_Material for the task_.
>> BEGIN

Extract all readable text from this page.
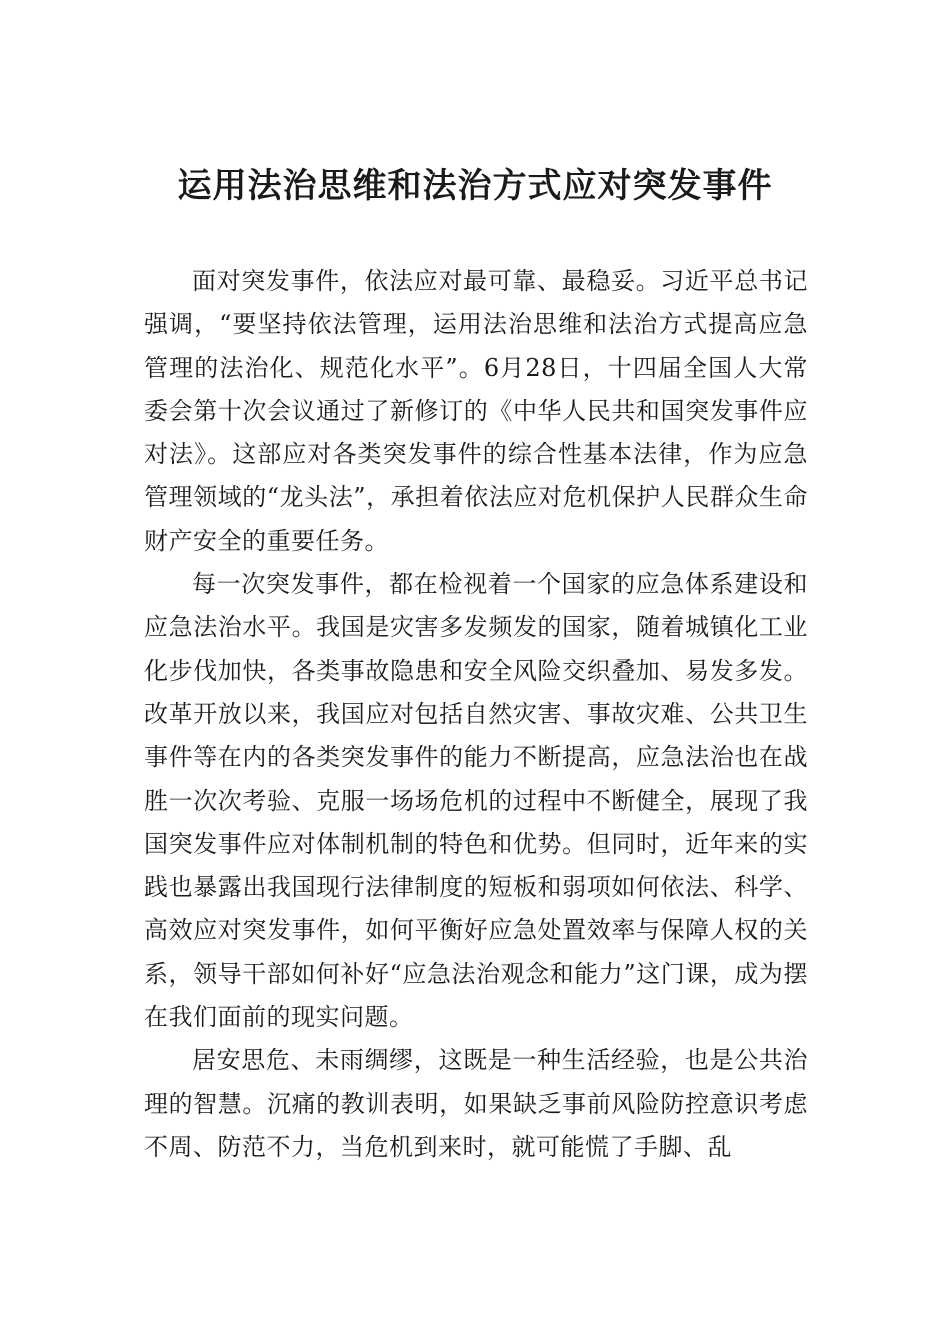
运用法治思维和法治方式应对突发事件

面对突发事件，依法应对最可靠、最稳妥。习近平总书记强调，“要坚持依法管理，运用法治思维和法治方式提高应急管理的法治化、规范化水平”。6月28日，十四届全国人大常委会第十次会议通过了新修订的《中华人民共和国突发事件应对法》。这部应对各类突发事件的综合性基本法律，作为应急管理领域的“龙头法”，承担着依法应对危机保护人民群众生命财产安全的重要任务。

每一次突发事件，都在检视着一个国家的应急体系建设和应急法治水平。我国是灾害多发频发的国家，随着城镇化工业化步伐加快，各类事故隐患和安全风险交织叠加、易发多发。改革开放以来，我国应对包括自然灾害、事故灾难、公共卫生事件等在内的各类突发事件的能力不断提高，应急法治也在战胜一次次考验、克服一场场危机的过程中不断健全，展现了我国突发事件应对体制机制的特色和优势。但同时，近年来的实践也暴露出我国现行法律制度的短板和弱项如何依法、科学、高效应对突发事件，如何平衡好应急处置效率与保障人权的关系，领导干部如何补好“应急法治观念和能力”这门课，成为摆在我们面前的现实问题。

居安思危、未雨绸缪，这既是一种生活经验，也是公共治理的智慧。沉痛的教训表明，如果缺乏事前风险防控意识考虑不周、防范不力，当危机到来时，就可能慌了手脚、乱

>> END

Omit every picture while copying the listing above exactly.

_Result of this task_.
Extract all readable text from this page.
运用法治思维和法治方式应对突发事件

面对突发事件，依法应对最可靠、最稳妥。习近平总书记强调，“要坚持依法管理，运用法治思维和法治方式提高应急管理的法治化、规范化水平”。6月28日，十四届全国人大常委会第十次会议通过了新修订的《中华人民共和国突发事件应对法》。这部应对各类突发事件的综合性基本法律，作为应急管理领域的“龙头法”，承担着依法应对危机保护人民群众生命财产安全的重要任务。

每一次突发事件，都在检视着一个国家的应急体系建设和应急法治水平。我国是灾害多发频发的国家，随着城镇化工业化步伐加快，各类事故隐患和安全风险交织叠加、易发多发。改革开放以来，我国应对包括自然灾害、事故灾难、公共卫生事件等在内的各类突发事件的能力不断提高，应急法治也在战胜一次次考验、克服一场场危机的过程中不断健全，展现了我国突发事件应对体制机制的特色和优势。但同时，近年来的实践也暴露出我国现行法律制度的短板和弱项如何依法、科学、高效应对突发事件，如何平衡好应急处置效率与保障人权的关系，领导干部如何补好“应急法治观念和能力”这门课，成为摆在我们面前的现实问题。

居安思危、未雨绸缪，这既是一种生活经验，也是公共治理的智慧。沉痛的教训表明，如果缺乏事前风险防控意识考虑不周、防范不力，当危机到来时，就可能慌了手脚、乱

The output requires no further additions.